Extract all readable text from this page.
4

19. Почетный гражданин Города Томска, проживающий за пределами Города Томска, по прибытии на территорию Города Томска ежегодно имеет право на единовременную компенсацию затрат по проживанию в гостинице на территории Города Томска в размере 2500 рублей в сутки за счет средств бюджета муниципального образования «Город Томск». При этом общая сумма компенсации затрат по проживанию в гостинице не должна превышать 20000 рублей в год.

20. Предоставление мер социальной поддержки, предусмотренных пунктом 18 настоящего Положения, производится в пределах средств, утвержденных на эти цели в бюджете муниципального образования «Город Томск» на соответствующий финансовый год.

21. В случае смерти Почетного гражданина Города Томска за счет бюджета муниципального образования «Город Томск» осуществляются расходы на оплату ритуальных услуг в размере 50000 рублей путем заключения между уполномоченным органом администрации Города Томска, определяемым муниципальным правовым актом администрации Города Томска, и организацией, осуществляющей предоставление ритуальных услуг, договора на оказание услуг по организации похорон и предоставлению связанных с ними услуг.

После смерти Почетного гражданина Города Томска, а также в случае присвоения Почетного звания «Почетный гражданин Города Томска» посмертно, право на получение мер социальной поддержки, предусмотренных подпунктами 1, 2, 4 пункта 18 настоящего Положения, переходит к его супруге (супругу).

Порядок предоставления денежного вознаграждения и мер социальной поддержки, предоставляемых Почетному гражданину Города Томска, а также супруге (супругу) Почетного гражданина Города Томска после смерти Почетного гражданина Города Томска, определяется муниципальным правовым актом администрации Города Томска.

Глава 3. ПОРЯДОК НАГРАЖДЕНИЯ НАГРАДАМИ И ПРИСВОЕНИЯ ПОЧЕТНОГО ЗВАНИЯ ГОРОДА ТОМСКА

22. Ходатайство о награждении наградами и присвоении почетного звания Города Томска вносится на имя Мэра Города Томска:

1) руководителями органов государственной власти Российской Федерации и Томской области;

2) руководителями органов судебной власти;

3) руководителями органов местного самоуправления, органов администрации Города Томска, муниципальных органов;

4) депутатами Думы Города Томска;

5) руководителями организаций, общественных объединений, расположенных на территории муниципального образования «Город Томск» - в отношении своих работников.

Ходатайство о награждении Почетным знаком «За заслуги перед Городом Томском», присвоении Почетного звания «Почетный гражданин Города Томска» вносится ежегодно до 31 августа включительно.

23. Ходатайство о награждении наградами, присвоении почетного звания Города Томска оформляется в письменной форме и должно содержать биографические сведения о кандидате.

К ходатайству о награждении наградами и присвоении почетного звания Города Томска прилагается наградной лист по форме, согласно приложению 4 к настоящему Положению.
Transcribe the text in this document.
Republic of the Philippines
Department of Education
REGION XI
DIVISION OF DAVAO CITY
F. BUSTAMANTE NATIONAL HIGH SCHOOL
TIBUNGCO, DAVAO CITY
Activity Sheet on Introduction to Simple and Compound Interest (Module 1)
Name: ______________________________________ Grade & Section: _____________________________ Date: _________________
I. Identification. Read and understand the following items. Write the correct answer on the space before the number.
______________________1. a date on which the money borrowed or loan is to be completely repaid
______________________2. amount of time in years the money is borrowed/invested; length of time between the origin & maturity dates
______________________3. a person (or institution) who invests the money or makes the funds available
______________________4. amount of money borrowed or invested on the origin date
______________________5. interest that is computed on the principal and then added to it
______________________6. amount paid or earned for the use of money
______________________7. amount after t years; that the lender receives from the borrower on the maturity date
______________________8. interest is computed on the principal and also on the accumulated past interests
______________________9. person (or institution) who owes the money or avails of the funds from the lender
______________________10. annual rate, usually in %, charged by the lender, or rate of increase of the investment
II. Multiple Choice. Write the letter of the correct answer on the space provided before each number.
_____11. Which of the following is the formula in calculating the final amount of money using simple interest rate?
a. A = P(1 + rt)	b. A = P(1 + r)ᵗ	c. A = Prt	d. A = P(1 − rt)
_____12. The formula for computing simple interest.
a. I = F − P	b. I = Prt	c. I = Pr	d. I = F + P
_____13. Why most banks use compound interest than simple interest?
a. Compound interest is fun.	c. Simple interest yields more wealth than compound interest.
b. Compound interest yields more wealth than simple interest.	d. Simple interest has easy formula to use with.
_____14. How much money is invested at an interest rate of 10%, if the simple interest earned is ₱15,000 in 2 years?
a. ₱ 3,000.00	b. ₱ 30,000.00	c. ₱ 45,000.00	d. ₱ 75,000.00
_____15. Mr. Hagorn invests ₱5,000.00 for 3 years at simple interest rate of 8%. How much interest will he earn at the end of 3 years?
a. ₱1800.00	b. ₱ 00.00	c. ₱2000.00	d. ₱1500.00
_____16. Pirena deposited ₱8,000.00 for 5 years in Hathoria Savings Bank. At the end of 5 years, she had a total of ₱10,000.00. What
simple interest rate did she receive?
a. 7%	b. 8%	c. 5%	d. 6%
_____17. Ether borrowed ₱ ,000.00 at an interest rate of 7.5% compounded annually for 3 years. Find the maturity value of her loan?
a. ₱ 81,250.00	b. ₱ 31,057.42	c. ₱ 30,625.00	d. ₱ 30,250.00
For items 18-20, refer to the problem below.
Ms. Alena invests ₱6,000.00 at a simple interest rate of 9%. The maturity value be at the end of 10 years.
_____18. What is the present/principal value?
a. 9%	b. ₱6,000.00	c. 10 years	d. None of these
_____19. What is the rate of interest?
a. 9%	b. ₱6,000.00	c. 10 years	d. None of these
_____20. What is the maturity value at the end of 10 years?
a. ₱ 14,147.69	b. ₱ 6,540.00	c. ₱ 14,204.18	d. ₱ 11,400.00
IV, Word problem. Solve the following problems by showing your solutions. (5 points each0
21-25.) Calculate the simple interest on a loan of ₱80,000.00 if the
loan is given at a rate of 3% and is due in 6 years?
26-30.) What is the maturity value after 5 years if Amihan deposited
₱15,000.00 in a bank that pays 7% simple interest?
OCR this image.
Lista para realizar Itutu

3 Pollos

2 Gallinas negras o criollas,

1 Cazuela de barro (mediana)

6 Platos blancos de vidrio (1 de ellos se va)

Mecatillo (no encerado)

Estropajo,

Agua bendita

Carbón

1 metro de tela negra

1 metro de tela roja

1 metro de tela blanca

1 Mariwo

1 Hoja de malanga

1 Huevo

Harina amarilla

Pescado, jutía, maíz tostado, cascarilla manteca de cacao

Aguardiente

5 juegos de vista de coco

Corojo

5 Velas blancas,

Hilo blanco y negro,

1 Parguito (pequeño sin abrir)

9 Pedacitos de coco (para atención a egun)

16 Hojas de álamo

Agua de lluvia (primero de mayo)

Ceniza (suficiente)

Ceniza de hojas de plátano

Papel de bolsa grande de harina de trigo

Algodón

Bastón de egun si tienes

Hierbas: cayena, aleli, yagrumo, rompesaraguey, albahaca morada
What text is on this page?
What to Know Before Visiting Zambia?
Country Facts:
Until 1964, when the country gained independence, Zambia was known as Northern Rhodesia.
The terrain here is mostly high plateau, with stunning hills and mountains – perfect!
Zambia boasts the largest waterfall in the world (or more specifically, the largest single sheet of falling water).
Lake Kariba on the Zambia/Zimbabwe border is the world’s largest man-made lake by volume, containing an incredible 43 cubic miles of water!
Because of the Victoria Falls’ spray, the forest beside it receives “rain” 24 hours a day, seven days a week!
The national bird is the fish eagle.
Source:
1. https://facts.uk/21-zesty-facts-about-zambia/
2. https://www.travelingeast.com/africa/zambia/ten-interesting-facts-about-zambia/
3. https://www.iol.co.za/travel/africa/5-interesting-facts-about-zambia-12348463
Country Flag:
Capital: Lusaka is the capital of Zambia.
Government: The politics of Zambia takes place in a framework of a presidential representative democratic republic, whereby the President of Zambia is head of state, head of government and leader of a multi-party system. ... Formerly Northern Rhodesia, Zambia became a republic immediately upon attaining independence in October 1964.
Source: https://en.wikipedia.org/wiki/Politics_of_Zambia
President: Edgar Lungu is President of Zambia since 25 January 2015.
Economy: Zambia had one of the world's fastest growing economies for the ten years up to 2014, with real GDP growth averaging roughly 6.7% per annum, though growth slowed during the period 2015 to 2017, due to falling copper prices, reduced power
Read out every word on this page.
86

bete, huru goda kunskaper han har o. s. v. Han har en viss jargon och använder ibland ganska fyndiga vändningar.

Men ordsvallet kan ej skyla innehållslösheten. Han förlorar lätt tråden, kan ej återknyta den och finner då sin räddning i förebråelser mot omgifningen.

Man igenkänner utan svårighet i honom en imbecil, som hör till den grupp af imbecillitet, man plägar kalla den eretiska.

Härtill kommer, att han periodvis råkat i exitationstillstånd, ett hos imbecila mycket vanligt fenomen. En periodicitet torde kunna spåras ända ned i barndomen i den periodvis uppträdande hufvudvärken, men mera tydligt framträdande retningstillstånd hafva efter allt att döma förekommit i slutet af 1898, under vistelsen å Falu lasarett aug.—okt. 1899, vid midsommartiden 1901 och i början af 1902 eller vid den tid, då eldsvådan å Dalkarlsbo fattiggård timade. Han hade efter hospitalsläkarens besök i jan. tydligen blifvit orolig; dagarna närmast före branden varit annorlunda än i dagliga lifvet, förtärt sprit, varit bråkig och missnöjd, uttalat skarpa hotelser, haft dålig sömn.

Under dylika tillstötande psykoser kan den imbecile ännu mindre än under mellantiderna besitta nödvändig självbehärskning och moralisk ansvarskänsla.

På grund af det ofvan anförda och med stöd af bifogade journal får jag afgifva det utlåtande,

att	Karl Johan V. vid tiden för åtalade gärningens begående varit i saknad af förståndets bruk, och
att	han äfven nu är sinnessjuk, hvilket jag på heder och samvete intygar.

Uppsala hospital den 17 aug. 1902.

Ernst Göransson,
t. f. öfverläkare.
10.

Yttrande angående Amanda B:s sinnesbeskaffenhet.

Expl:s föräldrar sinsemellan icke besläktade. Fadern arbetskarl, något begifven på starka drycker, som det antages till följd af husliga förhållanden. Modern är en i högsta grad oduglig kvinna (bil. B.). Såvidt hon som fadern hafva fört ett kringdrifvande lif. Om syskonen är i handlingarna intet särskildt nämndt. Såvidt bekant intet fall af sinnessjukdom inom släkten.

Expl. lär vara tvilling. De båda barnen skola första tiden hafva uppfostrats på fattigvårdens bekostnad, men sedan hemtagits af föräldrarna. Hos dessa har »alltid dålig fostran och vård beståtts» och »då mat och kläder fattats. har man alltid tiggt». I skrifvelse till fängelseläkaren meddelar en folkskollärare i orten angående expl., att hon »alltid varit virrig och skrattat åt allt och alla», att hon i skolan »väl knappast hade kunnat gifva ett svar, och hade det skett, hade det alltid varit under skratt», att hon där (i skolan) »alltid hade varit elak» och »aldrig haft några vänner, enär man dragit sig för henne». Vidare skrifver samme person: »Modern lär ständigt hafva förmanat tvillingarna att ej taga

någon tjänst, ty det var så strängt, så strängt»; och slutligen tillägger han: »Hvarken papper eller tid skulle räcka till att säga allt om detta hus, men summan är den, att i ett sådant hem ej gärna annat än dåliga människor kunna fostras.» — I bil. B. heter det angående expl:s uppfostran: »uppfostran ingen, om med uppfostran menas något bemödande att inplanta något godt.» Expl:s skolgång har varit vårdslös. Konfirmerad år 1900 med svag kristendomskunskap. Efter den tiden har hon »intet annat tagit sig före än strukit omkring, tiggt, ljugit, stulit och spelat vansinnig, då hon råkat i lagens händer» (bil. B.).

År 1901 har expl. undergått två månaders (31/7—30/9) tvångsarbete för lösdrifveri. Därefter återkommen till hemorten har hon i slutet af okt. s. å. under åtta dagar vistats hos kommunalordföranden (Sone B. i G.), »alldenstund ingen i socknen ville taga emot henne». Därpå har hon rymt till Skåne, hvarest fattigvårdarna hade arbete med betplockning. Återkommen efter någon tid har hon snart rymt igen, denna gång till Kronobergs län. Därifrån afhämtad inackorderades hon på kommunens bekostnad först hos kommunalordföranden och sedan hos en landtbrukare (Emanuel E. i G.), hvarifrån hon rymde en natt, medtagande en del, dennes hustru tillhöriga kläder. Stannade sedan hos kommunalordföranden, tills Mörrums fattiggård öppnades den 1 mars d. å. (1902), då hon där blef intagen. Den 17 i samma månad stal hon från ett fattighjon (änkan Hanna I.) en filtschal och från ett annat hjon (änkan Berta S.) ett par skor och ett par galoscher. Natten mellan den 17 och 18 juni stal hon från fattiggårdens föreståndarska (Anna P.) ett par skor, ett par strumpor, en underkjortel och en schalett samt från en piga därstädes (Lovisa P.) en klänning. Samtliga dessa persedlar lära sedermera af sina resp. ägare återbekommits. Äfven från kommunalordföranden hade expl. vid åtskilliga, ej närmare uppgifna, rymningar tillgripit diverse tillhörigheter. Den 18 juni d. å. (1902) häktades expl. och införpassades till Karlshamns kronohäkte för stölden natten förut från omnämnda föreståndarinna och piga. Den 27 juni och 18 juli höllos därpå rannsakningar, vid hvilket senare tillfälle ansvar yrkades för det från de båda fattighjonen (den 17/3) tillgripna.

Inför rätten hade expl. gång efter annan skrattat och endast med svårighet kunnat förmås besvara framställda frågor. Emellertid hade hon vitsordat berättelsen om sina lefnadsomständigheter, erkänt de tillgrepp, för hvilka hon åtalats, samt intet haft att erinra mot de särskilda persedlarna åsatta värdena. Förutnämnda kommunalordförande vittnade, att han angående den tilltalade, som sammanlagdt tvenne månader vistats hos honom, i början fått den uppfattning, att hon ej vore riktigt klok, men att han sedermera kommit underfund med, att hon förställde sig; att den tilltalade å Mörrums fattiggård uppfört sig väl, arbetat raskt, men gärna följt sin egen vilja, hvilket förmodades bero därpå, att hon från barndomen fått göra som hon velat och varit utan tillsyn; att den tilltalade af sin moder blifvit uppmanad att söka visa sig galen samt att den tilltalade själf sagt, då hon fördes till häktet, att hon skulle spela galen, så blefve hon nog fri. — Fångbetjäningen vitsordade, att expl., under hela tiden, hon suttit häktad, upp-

§ Request
Copy each line from the data above that includes "metro".

§ Answer in full
1 metro de tela negra
1 metro de tela roja
1 metro de tela blanca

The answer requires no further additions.